Records shown »

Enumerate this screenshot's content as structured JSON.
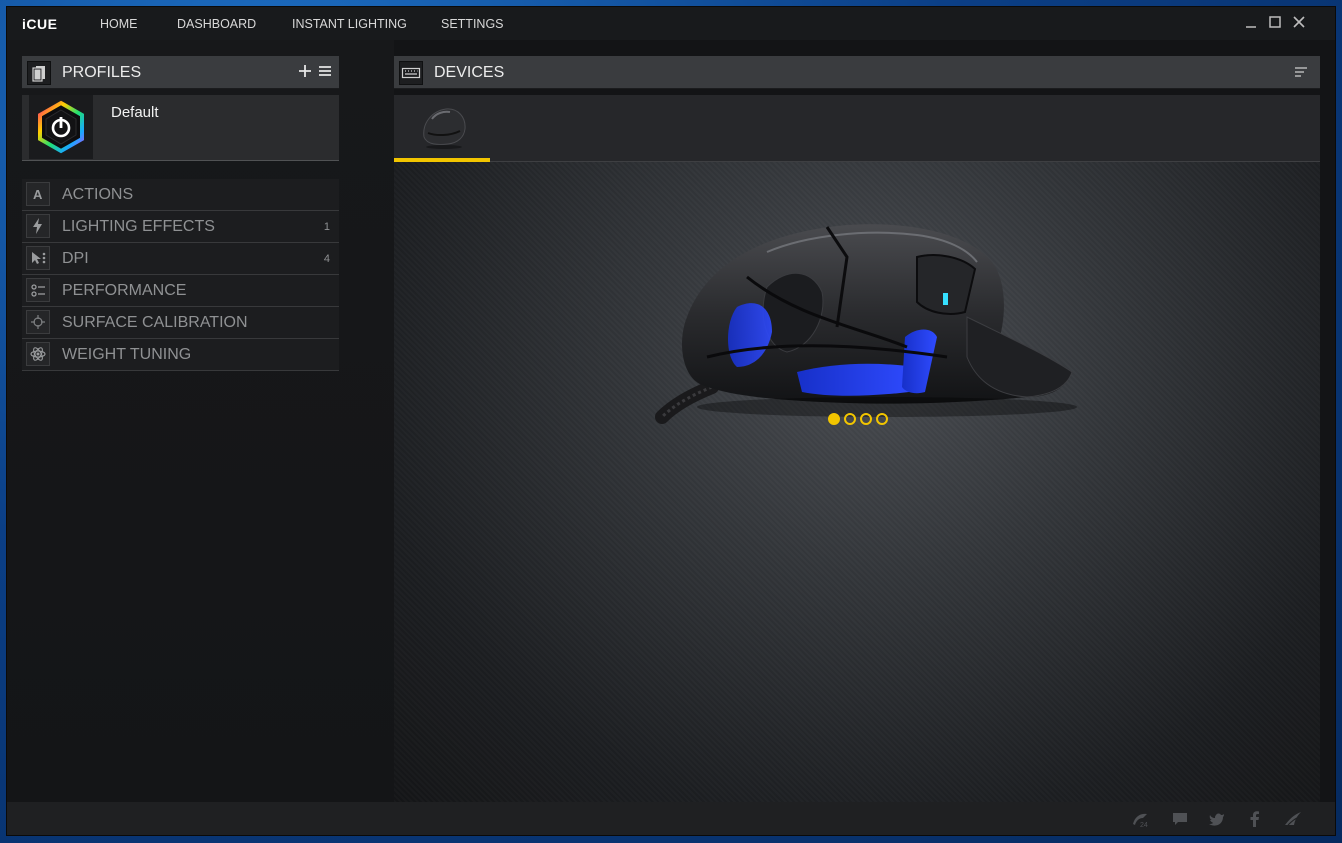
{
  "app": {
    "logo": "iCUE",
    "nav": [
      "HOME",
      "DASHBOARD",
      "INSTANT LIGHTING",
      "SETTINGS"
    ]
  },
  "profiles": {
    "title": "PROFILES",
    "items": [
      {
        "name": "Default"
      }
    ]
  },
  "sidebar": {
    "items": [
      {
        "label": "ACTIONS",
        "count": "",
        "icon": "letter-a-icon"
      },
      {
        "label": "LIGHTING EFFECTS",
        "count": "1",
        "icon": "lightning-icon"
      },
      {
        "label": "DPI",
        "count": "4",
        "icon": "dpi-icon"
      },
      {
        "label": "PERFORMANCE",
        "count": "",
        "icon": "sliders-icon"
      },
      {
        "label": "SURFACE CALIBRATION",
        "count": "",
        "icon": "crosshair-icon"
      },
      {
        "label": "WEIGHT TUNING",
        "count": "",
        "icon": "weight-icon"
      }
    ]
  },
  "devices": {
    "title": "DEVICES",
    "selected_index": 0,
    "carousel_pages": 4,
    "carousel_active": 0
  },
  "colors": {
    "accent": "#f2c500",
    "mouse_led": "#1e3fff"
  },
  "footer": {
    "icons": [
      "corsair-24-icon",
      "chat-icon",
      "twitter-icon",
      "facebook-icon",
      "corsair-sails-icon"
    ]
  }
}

Instruction »
The entries above should be reproduced exactly, without their pictures.

Result of this exercise »
Enumerate this screenshot's content as structured JSON.
{
  "app": {
    "logo": "iCUE",
    "nav": [
      "HOME",
      "DASHBOARD",
      "INSTANT LIGHTING",
      "SETTINGS"
    ]
  },
  "profiles": {
    "title": "PROFILES",
    "items": [
      {
        "name": "Default"
      }
    ]
  },
  "sidebar": {
    "items": [
      {
        "label": "ACTIONS",
        "count": "",
        "icon": "letter-a-icon"
      },
      {
        "label": "LIGHTING EFFECTS",
        "count": "1",
        "icon": "lightning-icon"
      },
      {
        "label": "DPI",
        "count": "4",
        "icon": "dpi-icon"
      },
      {
        "label": "PERFORMANCE",
        "count": "",
        "icon": "sliders-icon"
      },
      {
        "label": "SURFACE CALIBRATION",
        "count": "",
        "icon": "crosshair-icon"
      },
      {
        "label": "WEIGHT TUNING",
        "count": "",
        "icon": "weight-icon"
      }
    ]
  },
  "devices": {
    "title": "DEVICES",
    "selected_index": 0,
    "carousel_pages": 4,
    "carousel_active": 0
  },
  "colors": {
    "accent": "#f2c500",
    "mouse_led": "#1e3fff"
  },
  "footer": {
    "icons": [
      "corsair-24-icon",
      "chat-icon",
      "twitter-icon",
      "facebook-icon",
      "corsair-sails-icon"
    ]
  }
}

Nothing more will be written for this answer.